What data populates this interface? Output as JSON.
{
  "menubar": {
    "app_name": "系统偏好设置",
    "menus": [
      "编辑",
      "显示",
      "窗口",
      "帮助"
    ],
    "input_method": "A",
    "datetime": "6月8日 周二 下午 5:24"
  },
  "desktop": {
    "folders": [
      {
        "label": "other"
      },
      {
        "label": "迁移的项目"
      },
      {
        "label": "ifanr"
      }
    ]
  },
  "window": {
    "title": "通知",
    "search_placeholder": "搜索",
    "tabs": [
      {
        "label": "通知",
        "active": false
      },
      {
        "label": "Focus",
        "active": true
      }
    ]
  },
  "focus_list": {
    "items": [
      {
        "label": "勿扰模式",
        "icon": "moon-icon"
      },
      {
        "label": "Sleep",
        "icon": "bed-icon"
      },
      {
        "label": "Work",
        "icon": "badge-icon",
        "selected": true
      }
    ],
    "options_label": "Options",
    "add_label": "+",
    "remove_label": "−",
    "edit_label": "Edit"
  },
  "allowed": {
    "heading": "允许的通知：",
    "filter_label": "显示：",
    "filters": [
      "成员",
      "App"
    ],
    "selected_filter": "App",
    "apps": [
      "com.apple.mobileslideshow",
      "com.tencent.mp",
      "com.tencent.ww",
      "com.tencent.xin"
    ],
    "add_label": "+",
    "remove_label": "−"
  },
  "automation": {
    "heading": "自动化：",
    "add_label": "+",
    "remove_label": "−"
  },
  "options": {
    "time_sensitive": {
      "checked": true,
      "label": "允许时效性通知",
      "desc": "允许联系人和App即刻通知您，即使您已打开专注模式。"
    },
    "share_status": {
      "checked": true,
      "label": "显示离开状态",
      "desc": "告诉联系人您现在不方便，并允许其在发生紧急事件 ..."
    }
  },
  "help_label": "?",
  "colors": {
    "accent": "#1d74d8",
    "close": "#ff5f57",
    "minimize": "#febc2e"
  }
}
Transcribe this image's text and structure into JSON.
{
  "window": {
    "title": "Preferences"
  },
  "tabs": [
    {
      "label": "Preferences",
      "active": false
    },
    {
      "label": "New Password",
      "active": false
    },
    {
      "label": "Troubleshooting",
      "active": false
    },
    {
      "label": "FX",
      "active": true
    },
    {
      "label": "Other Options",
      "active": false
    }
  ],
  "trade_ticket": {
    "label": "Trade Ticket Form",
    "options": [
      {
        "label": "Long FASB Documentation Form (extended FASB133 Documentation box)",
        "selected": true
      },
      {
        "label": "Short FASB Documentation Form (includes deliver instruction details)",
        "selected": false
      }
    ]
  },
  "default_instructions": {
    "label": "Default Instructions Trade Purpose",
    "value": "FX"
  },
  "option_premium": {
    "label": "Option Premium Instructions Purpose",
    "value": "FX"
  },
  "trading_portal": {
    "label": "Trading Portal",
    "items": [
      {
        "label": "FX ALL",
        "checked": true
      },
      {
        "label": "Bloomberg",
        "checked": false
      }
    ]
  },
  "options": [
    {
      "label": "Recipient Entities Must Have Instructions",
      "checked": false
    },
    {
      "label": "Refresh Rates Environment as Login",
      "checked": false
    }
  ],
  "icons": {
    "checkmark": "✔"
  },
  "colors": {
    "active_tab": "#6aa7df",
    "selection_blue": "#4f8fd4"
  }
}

+++

◆ Short problem
Please reproduce each line exactly as written.

◆ Result below
What data populates this interface? Output as JSON.
{
  "menubar": {
    "app_name": "系统偏好设置",
    "menus": [
      "编辑",
      "显示",
      "窗口",
      "帮助"
    ],
    "input_method": "A",
    "datetime": "6月8日 周二 下午 5:24"
  },
  "desktop": {
    "folders": [
      {
        "label": "other"
      },
      {
        "label": "迁移的项目"
      },
      {
        "label": "ifanr"
      }
    ]
  },
  "window": {
    "title": "通知",
    "search_placeholder": "搜索",
    "tabs": [
      {
        "label": "通知",
        "active": false
      },
      {
        "label": "Focus",
        "active": true
      }
    ]
  },
  "focus_list": {
    "items": [
      {
        "label": "勿扰模式",
        "icon": "moon-icon"
      },
      {
        "label": "Sleep",
        "icon": "bed-icon"
      },
      {
        "label": "Work",
        "icon": "badge-icon",
        "selected": true
      }
    ],
    "options_label": "Options",
    "add_label": "+",
    "remove_label": "−",
    "edit_label": "Edit"
  },
  "allowed": {
    "heading": "允许的通知：",
    "filter_label": "显示：",
    "filters": [
      "成员",
      "App"
    ],
    "selected_filter": "App",
    "apps": [
      "com.apple.mobileslideshow",
      "com.tencent.mp",
      "com.tencent.ww",
      "com.tencent.xin"
    ],
    "add_label": "+",
    "remove_label": "−"
  },
  "automation": {
    "heading": "自动化：",
    "add_label": "+",
    "remove_label": "−"
  },
  "options": {
    "time_sensitive": {
      "checked": true,
      "label": "允许时效性通知",
      "desc": "允许联系人和App即刻通知您，即使您已打开专注模式。"
    },
    "share_status": {
      "checked": true,
      "label": "显示离开状态",
      "desc": "告诉联系人您现在不方便，并允许其在发生紧急事件 ..."
    }
  },
  "help_label": "?",
  "colors": {
    "accent": "#1d74d8",
    "close": "#ff5f57",
    "minimize": "#febc2e"
  }
}
Transcribe this image's text and structure into JSON.
{
  "window": {
    "title": "Preferences"
  },
  "tabs": [
    {
      "label": "Preferences",
      "active": false
    },
    {
      "label": "New Password",
      "active": false
    },
    {
      "label": "Troubleshooting",
      "active": false
    },
    {
      "label": "FX",
      "active": true
    },
    {
      "label": "Other Options",
      "active": false
    }
  ],
  "trade_ticket": {
    "label": "Trade Ticket Form",
    "options": [
      {
        "label": "Long FASB Documentation Form (extended FASB133 Documentation box)",
        "selected": true
      },
      {
        "label": "Short FASB Documentation Form (includes deliver instruction details)",
        "selected": false
      }
    ]
  },
  "default_instructions": {
    "label": "Default Instructions Trade Purpose",
    "value": "FX"
  },
  "option_premium": {
    "label": "Option Premium Instructions Purpose",
    "value": "FX"
  },
  "trading_portal": {
    "label": "Trading Portal",
    "items": [
      {
        "label": "FX ALL",
        "checked": true
      },
      {
        "label": "Bloomberg",
        "checked": false
      }
    ]
  },
  "options": [
    {
      "label": "Recipient Entities Must Have Instructions",
      "checked": false
    },
    {
      "label": "Refresh Rates Environment as Login",
      "checked": false
    }
  ],
  "icons": {
    "checkmark": "✔"
  },
  "colors": {
    "active_tab": "#6aa7df",
    "selection_blue": "#4f8fd4"
  }
}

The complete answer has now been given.